TASK OBJECTIVE:
Reproduce all records verbatim.

Recorded data
────────────────

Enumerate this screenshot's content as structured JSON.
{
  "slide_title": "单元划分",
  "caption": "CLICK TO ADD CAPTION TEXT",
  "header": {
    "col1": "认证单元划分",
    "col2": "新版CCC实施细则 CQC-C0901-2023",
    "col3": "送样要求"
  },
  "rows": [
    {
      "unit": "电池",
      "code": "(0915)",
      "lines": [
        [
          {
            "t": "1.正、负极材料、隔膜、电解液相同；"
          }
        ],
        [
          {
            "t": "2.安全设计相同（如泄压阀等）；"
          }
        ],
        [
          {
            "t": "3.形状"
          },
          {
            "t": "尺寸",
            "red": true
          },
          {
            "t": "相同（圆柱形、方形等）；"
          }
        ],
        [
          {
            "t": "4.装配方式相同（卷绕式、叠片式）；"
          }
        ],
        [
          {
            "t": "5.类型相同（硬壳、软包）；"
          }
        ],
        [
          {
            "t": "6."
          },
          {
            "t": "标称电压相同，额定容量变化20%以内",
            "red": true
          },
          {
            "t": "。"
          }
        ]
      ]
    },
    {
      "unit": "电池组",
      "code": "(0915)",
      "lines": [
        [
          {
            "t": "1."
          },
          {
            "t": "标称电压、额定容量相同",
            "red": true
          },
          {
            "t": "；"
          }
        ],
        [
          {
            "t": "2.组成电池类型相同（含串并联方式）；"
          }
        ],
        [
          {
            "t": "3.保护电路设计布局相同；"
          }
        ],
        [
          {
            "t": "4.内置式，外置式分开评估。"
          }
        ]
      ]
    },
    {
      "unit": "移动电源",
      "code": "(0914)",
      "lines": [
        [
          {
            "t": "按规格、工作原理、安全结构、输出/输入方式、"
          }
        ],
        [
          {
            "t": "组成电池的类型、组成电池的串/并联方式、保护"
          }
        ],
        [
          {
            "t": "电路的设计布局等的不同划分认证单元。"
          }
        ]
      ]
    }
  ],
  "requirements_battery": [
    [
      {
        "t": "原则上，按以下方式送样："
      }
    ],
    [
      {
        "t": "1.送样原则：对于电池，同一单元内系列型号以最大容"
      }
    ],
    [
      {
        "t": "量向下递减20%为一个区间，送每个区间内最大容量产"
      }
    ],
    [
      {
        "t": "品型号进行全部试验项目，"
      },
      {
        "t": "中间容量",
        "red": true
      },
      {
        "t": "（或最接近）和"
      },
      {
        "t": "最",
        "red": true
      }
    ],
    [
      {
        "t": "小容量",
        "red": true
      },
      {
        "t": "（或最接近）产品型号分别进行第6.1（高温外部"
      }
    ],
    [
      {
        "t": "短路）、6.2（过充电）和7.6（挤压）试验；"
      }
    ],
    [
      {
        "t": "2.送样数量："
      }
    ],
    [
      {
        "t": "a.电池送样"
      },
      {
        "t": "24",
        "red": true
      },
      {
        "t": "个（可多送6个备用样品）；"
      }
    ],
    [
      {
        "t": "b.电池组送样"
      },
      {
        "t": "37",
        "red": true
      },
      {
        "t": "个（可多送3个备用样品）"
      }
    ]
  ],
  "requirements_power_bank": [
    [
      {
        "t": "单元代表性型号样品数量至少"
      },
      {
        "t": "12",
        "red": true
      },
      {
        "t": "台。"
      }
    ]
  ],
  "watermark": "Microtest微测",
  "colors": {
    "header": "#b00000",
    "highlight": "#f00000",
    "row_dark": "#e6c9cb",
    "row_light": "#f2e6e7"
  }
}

────────────────

ANSWER TO THIS TASK:
Enumerate this screenshot's content as structured JSON.
{
  "slide_title": "单元划分",
  "caption": "CLICK TO ADD CAPTION TEXT",
  "header": {
    "col1": "认证单元划分",
    "col2": "新版CCC实施细则 CQC-C0901-2023",
    "col3": "送样要求"
  },
  "rows": [
    {
      "unit": "电池",
      "code": "(0915)",
      "lines": [
        [
          {
            "t": "1.正、负极材料、隔膜、电解液相同；"
          }
        ],
        [
          {
            "t": "2.安全设计相同（如泄压阀等）；"
          }
        ],
        [
          {
            "t": "3.形状"
          },
          {
            "t": "尺寸",
            "red": true
          },
          {
            "t": "相同（圆柱形、方形等）；"
          }
        ],
        [
          {
            "t": "4.装配方式相同（卷绕式、叠片式）；"
          }
        ],
        [
          {
            "t": "5.类型相同（硬壳、软包）；"
          }
        ],
        [
          {
            "t": "6."
          },
          {
            "t": "标称电压相同，额定容量变化20%以内",
            "red": true
          },
          {
            "t": "。"
          }
        ]
      ]
    },
    {
      "unit": "电池组",
      "code": "(0915)",
      "lines": [
        [
          {
            "t": "1."
          },
          {
            "t": "标称电压、额定容量相同",
            "red": true
          },
          {
            "t": "；"
          }
        ],
        [
          {
            "t": "2.组成电池类型相同（含串并联方式）；"
          }
        ],
        [
          {
            "t": "3.保护电路设计布局相同；"
          }
        ],
        [
          {
            "t": "4.内置式，外置式分开评估。"
          }
        ]
      ]
    },
    {
      "unit": "移动电源",
      "code": "(0914)",
      "lines": [
        [
          {
            "t": "按规格、工作原理、安全结构、输出/输入方式、"
          }
        ],
        [
          {
            "t": "组成电池的类型、组成电池的串/并联方式、保护"
          }
        ],
        [
          {
            "t": "电路的设计布局等的不同划分认证单元。"
          }
        ]
      ]
    }
  ],
  "requirements_battery": [
    [
      {
        "t": "原则上，按以下方式送样："
      }
    ],
    [
      {
        "t": "1.送样原则：对于电池，同一单元内系列型号以最大容"
      }
    ],
    [
      {
        "t": "量向下递减20%为一个区间，送每个区间内最大容量产"
      }
    ],
    [
      {
        "t": "品型号进行全部试验项目，"
      },
      {
        "t": "中间容量",
        "red": true
      },
      {
        "t": "（或最接近）和"
      },
      {
        "t": "最",
        "red": true
      }
    ],
    [
      {
        "t": "小容量",
        "red": true
      },
      {
        "t": "（或最接近）产品型号分别进行第6.1（高温外部"
      }
    ],
    [
      {
        "t": "短路）、6.2（过充电）和7.6（挤压）试验；"
      }
    ],
    [
      {
        "t": "2.送样数量："
      }
    ],
    [
      {
        "t": "a.电池送样"
      },
      {
        "t": "24",
        "red": true
      },
      {
        "t": "个（可多送6个备用样品）；"
      }
    ],
    [
      {
        "t": "b.电池组送样"
      },
      {
        "t": "37",
        "red": true
      },
      {
        "t": "个（可多送3个备用样品）"
      }
    ]
  ],
  "requirements_power_bank": [
    [
      {
        "t": "单元代表性型号样品数量至少"
      },
      {
        "t": "12",
        "red": true
      },
      {
        "t": "台。"
      }
    ]
  ],
  "watermark": "Microtest微测",
  "colors": {
    "header": "#b00000",
    "highlight": "#f00000",
    "row_dark": "#e6c9cb",
    "row_light": "#f2e6e7"
  }
}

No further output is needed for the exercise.